(Saved entries)
Start
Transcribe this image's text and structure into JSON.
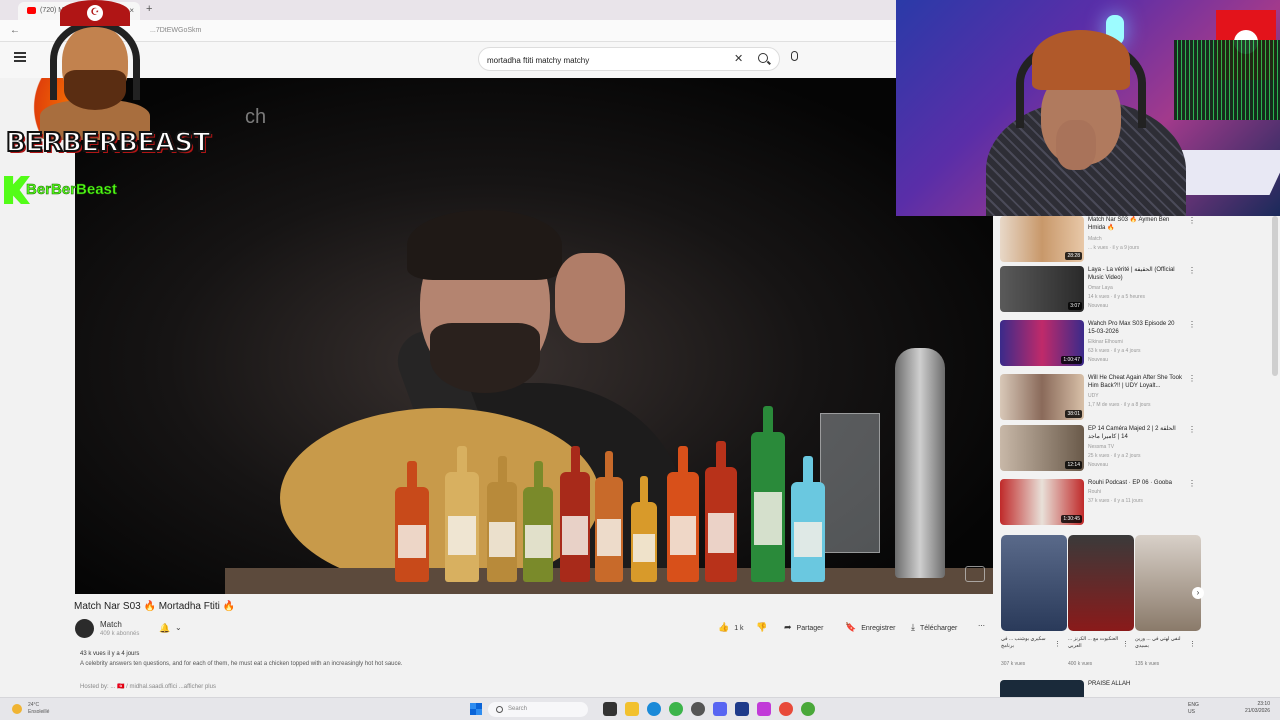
{
  "browser": {
    "tab_title": "(720) Mo...",
    "url": "...7DtEWGoSkm",
    "new_tab": "+"
  },
  "search": {
    "query": "mortadha ftiti matchy matchy"
  },
  "player": {
    "watermark": "ch"
  },
  "video": {
    "title": "Match Nar S03 🔥 Mortadha Ftiti 🔥",
    "channel": "Match",
    "subscribers": "409 k abonnés",
    "likes": "1 k",
    "share_label": "Partager",
    "save_label": "Enregistrer",
    "download_label": "Télécharger",
    "more": "⋯",
    "meta": "43 k vues  il y a 4 jours",
    "description": "A celebrity answers ten questions, and for each of them, he must eat a chicken topped with an increasingly hot hot sauce.",
    "hosted_by": "Hosted by:  ... 🇹🇳 / midhal.saadi.offici  ...afficher plus"
  },
  "recommendations": [
    {
      "title": "Match Nar S03 🔥 Aymen Ben Hmida 🔥",
      "channel": "Match",
      "views": "... k vues · il y a 9 jours",
      "badge": "",
      "duration": "28:28"
    },
    {
      "title": "Laya - La vérité | الحقيقة (Official Music Video)",
      "channel": "Omar Laya",
      "views": "14 k vues · il y a 5 heures",
      "badge": "Nouveau",
      "duration": "3:07"
    },
    {
      "title": "Wahch Pro Max S03 Episode 20 15-03-2026",
      "channel": "Elkinar Elhoumi",
      "views": "63 k vues · il y a 4 jours",
      "badge": "Nouveau",
      "duration": "1:00:47"
    },
    {
      "title": "Will He Cheat Again After She Took Him Back?!! | UDY Loyalt...",
      "channel": "UDY",
      "views": "1,7 M de vues · il y a 8 jours",
      "badge": "",
      "duration": "38:01"
    },
    {
      "title": "EP 14 Caméra Majed 2 | 2 الحلقة 14 | كاميرا ماجد",
      "channel": "Nessma TV",
      "views": "25 k vues · il y a 2 jours",
      "badge": "Nouveau",
      "duration": "12:14"
    },
    {
      "title": "Rouhi Podcast · EP 06 · Gooba",
      "channel": "Rouhi",
      "views": "37 k vues · il y a 11 jours",
      "badge": "",
      "duration": "1:30:45"
    }
  ],
  "shorts": [
    {
      "title": "سكيري بوشنب ... في برنامج",
      "views": "307 k vues"
    },
    {
      "title": "... العنكبوت مع ... الكرنز العربي",
      "views": "400 k vues"
    },
    {
      "title": "لنفي لهتي في ... ورين بسيدي",
      "views": "135 k vues"
    }
  ],
  "last_recommendation": {
    "title": "PRAISE ALLAH"
  },
  "taskbar": {
    "weather_temp": "24°C",
    "weather_text": "Ensoleillé",
    "search_placeholder": "Search",
    "lang_top": "ENG",
    "lang_bottom": "US",
    "time": "23:10",
    "date": "21/03/2026"
  },
  "overlay": {
    "logo_text": "BERBERBEAST",
    "logo_badge": "☪",
    "kick_handle": "BerBerBeast"
  },
  "colors": {
    "youtube_red": "#ff0000",
    "kick_green": "#53fc18",
    "logo_red": "#b01515"
  }
}
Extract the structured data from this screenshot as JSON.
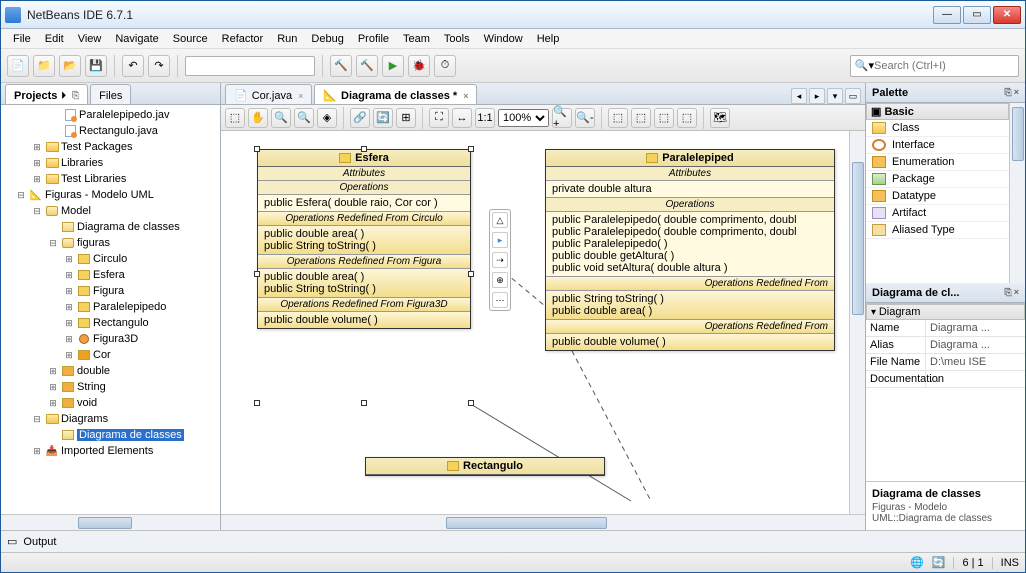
{
  "title": "NetBeans IDE 6.7.1",
  "menu": [
    "File",
    "Edit",
    "View",
    "Navigate",
    "Source",
    "Refactor",
    "Run",
    "Debug",
    "Profile",
    "Team",
    "Tools",
    "Window",
    "Help"
  ],
  "search_placeholder": "Search (Ctrl+I)",
  "left_tabs": {
    "projects": "Projects",
    "files": "Files"
  },
  "tree": {
    "n0": "Paralelepipedo.jav",
    "n1": "Rectangulo.java",
    "n2": "Test Packages",
    "n3": "Libraries",
    "n4": "Test Libraries",
    "n5": "Figuras - Modelo UML",
    "n6": "Model",
    "n7": "Diagrama de classes",
    "n8": "figuras",
    "c_circ": "Circulo",
    "c_esf": "Esfera",
    "c_fig": "Figura",
    "c_par": "Paralelepipedo",
    "c_rec": "Rectangulo",
    "c_f3d": "Figura3D",
    "c_cor": "Cor",
    "d_dbl": "double",
    "d_str": "String",
    "d_void": "void",
    "diagrams": "Diagrams",
    "diag_item": "Diagrama de classes",
    "imported": "Imported Elements"
  },
  "editor_tabs": {
    "cor": "Cor.java",
    "diag": "Diagrama de classes *"
  },
  "zoom": "100%",
  "uml": {
    "esfera": {
      "name": "Esfera",
      "attr_hdr": "Attributes",
      "ops_hdr": "Operations",
      "op1": "public Esfera( double raio, Cor cor )",
      "red_circ": "Operations Redefined From Circulo",
      "rc1": "public double  area( )",
      "rc2": "public String  toString( )",
      "red_fig": "Operations Redefined From Figura",
      "rf1": "public double  area( )",
      "rf2": "public String  toString( )",
      "red_f3d": "Operations Redefined From Figura3D",
      "r3d1": "public double  volume( )"
    },
    "paralel": {
      "name": "Paralelepiped",
      "attr_hdr": "Attributes",
      "attr1": "private double altura",
      "ops_hdr": "Operations",
      "op1": "public Paralelepipedo( double comprimento, doubl",
      "op2": "public Paralelepipedo( double comprimento, doubl",
      "op3": "public Paralelepipedo( )",
      "op4": "public double  getAltura( )",
      "op5": "public void  setAltura( double altura )",
      "red_from": "Operations Redefined From",
      "rr1": "public String  toString( )",
      "rr2": "public double  area( )",
      "red_from2": "Operations Redefined From",
      "rv1": "public double  volume( )"
    },
    "rect": {
      "name": "Rectangulo"
    }
  },
  "palette": {
    "title": "Palette",
    "group": "Basic",
    "items": {
      "cls": "Class",
      "int": "Interface",
      "enum": "Enumeration",
      "pkg": "Package",
      "dt": "Datatype",
      "art": "Artifact",
      "al": "Aliased Type"
    }
  },
  "props": {
    "title": "Diagrama de cl...",
    "group": "Diagram",
    "rows": {
      "name_k": "Name",
      "name_v": "Diagrama ...",
      "alias_k": "Alias",
      "alias_v": "Diagrama ...",
      "fn_k": "File Name",
      "fn_v": "D:\\meu ISE",
      "doc_k": "Documentation",
      "doc_v": "..."
    },
    "footer_title": "Diagrama de classes",
    "footer_line": "Figuras - Modelo UML::Diagrama de classes"
  },
  "output_label": "Output",
  "status": {
    "pos": "6 | 1",
    "ins": "INS"
  }
}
End
DO THIS – Tell how many lines of the records above hold the string "jours". Give no other text.

WORKED ANSWER – 6